-- start Records to use --

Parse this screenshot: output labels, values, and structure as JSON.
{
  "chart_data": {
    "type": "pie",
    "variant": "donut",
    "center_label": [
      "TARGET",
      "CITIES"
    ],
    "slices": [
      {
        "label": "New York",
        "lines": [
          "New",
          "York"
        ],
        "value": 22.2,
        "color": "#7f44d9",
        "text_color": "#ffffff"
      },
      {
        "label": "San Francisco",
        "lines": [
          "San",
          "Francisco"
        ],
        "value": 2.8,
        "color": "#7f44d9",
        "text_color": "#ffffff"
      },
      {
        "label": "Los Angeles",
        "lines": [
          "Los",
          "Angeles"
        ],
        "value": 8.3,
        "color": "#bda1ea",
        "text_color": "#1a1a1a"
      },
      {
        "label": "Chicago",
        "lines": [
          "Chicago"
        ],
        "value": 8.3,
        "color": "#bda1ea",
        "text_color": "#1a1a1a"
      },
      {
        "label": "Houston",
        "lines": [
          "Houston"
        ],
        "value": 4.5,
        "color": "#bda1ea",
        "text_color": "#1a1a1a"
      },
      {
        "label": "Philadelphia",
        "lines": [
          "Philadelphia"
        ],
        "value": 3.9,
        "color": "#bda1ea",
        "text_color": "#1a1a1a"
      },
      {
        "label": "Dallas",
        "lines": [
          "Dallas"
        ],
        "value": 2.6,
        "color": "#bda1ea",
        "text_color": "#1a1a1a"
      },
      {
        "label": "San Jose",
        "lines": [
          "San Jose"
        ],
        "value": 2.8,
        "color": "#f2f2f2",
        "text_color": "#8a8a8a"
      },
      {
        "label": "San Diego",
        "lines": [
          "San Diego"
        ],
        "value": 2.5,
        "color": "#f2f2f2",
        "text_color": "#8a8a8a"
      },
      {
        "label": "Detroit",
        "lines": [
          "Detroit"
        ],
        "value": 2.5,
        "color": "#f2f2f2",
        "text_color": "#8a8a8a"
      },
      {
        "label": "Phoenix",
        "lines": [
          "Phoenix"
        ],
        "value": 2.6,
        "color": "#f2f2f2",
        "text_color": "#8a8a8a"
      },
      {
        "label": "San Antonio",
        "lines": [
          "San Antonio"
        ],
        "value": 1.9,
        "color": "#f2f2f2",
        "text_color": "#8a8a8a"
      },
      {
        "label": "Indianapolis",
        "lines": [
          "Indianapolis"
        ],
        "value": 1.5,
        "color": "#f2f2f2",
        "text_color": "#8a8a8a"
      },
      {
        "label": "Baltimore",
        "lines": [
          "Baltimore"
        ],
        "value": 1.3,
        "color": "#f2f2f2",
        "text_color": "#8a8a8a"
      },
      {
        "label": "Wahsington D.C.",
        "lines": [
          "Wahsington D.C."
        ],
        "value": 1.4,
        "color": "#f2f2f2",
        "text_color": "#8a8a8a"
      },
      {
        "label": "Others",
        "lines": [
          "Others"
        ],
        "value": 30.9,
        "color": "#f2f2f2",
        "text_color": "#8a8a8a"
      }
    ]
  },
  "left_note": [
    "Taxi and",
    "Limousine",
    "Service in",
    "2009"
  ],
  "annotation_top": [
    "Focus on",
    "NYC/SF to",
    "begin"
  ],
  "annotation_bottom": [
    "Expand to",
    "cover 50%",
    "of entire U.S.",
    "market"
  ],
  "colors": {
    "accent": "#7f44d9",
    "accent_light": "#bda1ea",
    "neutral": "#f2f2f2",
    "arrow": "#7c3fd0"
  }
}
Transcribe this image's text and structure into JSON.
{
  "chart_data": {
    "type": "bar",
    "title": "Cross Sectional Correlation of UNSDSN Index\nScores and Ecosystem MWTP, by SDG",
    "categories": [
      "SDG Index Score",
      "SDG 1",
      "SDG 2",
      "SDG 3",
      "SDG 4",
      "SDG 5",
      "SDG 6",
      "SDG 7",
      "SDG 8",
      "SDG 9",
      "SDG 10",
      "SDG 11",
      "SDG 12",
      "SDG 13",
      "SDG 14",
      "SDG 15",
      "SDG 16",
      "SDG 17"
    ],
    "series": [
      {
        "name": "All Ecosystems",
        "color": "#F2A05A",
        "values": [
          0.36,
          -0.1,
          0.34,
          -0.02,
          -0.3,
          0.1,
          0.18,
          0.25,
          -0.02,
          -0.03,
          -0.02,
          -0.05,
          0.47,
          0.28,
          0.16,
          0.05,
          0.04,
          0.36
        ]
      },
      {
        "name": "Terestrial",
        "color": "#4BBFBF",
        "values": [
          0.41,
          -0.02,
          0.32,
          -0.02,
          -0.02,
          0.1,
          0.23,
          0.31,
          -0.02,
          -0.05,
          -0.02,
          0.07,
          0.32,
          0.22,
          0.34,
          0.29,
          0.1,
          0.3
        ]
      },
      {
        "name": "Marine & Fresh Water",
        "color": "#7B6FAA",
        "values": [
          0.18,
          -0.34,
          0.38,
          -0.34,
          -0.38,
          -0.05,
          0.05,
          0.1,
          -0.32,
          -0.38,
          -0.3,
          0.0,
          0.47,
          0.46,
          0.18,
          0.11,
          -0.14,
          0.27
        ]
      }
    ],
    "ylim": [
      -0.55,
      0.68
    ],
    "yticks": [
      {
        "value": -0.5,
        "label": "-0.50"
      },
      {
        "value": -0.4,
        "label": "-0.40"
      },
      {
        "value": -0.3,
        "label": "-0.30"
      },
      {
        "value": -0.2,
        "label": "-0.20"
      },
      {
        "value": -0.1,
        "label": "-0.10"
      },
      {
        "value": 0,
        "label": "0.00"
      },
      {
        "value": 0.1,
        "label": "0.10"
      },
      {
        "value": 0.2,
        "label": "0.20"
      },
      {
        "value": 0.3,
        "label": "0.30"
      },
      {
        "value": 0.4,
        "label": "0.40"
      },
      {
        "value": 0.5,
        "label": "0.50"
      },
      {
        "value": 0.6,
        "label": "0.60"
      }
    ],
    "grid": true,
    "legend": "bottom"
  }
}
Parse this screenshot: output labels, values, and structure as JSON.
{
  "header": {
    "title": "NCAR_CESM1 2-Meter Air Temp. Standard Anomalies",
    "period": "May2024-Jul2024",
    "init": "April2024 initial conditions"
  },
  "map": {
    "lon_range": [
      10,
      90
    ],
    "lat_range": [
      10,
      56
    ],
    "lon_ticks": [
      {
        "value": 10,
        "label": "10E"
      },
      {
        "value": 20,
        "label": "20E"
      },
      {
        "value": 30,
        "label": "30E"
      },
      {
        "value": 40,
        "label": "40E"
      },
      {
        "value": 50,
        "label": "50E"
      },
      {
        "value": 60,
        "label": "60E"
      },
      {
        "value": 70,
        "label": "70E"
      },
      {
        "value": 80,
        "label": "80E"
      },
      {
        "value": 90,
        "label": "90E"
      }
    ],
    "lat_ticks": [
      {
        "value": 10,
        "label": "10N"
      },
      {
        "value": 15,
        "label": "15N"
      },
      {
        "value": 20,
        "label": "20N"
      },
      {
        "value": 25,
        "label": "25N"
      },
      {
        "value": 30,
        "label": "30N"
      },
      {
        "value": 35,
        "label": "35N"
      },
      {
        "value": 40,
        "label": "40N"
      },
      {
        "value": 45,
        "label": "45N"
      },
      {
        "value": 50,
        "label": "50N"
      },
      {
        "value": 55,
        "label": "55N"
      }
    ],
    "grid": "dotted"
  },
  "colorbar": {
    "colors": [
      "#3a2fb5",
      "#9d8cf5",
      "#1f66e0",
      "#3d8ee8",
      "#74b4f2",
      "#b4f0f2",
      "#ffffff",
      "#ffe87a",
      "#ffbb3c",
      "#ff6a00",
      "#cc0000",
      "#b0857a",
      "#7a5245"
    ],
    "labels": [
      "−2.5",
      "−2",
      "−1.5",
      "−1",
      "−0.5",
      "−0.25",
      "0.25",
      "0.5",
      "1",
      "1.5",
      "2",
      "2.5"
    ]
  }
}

-- end Records to use --

Search the data above for the string "name" and copy each line that has it.

        "name": "All Ecosystems",
        "name": "Terestrial",
        "name": "Marine & Fresh Water",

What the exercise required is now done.